## Text extract
○ ○ ○ ○ ○

W3C home > Mailing lists > Public > public-lod@w3.org > March 2009

Re: New LOD Cloud - Please send us links to missing data sources

From: Hugh Glaser <hg@ecs.soton.ac.uk>
Date: Sun, 1 Mar 2009 00:06:33 +0000
To: Ted Thibodeau Jr <tthibodeau@openlinksw.com>, Anja Jentzsch <anja@anjeve.de>
CC: "public-lod@w3.org" <public-lod@w3.org>
Message-ID: <C5CF8209.29CBA%hg@ecs.soton.ac.uk>
Hi Ted,
I think I agree.

On 28/02/2009 22:24, "Ted Thibodeau Jr" <tthibodeau@openlinksw.com> wrote:

> Hi, Anja --
> On Feb 27, 2009, at 05:58 PM, Anja Jentzsch wrote:
>> we are currently updating the LOD cloud. Find the draft here:
>> <http://www4.wiwiss.fu-berlin.de/bizer/pub/lod-datasets_2009-02-27.png
> It remains very pretty -- but it feels like a data silo of its own.
> I can't speak for anyone else, but I find it difficult to read this
> cloud -- I cannot see which data sets do well at out-linking, nor
> which sets are apparently good for being out-linked *to*.
> Where is the data behind the graph?
> What are the triple counts for each set?
> What are counts for each arrow?  (When the arrow is bidirectional,
> I would expect 2 counts, 1 for each arrowhead.)
So if you look at
You will find exactly what you ask for as tootips (in fact more so than your
nice picture, perhaps? :-) Sorry, shouldn't have said that.)
And yes, of course it doesn't look as nice either.
The raw data (in fact the dot file that generates it) is at
(I have put the .txt so it doesn't download as a Word file).

○ ○ ○ ○ ○

## Records provided
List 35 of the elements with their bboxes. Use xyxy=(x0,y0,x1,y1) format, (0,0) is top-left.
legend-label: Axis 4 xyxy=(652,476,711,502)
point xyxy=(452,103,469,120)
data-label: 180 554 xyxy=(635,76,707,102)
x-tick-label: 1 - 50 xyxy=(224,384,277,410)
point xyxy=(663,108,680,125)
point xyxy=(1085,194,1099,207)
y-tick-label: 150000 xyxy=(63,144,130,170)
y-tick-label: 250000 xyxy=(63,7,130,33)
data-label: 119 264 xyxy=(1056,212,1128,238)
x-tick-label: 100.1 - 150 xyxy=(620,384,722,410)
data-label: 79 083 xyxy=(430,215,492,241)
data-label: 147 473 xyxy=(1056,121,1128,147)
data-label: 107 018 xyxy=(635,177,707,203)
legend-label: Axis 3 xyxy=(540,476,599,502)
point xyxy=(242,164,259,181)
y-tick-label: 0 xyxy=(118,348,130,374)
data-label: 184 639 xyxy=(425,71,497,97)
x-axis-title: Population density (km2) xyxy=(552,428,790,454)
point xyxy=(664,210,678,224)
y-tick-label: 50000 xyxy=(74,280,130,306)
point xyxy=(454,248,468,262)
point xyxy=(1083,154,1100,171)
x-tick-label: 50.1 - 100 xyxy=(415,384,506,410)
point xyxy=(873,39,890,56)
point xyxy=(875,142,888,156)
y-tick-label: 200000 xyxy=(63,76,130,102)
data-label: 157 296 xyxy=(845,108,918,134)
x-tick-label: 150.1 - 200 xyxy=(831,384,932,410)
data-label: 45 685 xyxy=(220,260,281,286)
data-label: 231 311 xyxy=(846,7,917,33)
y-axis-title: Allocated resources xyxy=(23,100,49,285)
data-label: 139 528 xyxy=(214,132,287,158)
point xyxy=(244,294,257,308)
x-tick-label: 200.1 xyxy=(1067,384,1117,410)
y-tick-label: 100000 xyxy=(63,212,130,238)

○ ○ ○ ○ ○

## Work instructions
a) Answer these questions about the LOD cloud email.
(i) Who sent the reply?
(ii) When did Anja Jentzsch write her message?
(iii) Why was the raw data file given a .txt extension?
b) Does each statement agree with the LOD cloud email? Answer yes or no and quote the words that decide it.
(i) Ted says the cloud is no longer pretty.
(ii) For a bidirectional arrow, Ted expects a single count.
(iii) Hugh says he agrees with Ted.
c) Can you carry on the LOD cloud email from its last line?

## Set of answers
a)
(i) Hugh Glaser.
(ii) On Feb 27, 2009, at 05:58 PM.
(iii) So that it doesn't download as a Word file.

b)
(i) No: "It remains very pretty"
(ii) No: "I would expect 2 counts, 1 for each arrowhead."
(iii) Yes: "I think I agree."

c)
> In October, when I asked about these, such numbers weren't used in
> drawing the cloud -- so the sizes of the nodes and the weights of
> the arcs are just artistic, and/or based on gut feel.  This use of
> commonly understood graphing techniques (larger nodes for larger
> data sets, thicker arcs for more links between) without any actual
> data behind it troubles me.
> Because of this, and because I wanted to easily see which data sets
> made many links out, and which data sets were linked *to* a lot,
> I made an alternative graphic -- which doesn't look so pretty (it's
> much less suggestive of an actual cloud), but which I think is rather
> more readable, and has no potential misinterpretation about data set
> sizes or inter-link intensity, as all nodes are the same size and all
> arcs are the same weight.
>     <http://virtuoso.openlinksw.com/images/dbpedia-lod-cloud.html>
> This version makes plain that there are some clusters within the
> "cloud" -- and that DBpedia, MusicBrainz, and GeoNames are clearly
> nexuses for these clusters, being the targets of many inter-links.
> The new edition reveals several new nexuses, in ECS Southampton,
> GeneID, UniProt, DBLP RKB Explorer, CiteSeer, and others.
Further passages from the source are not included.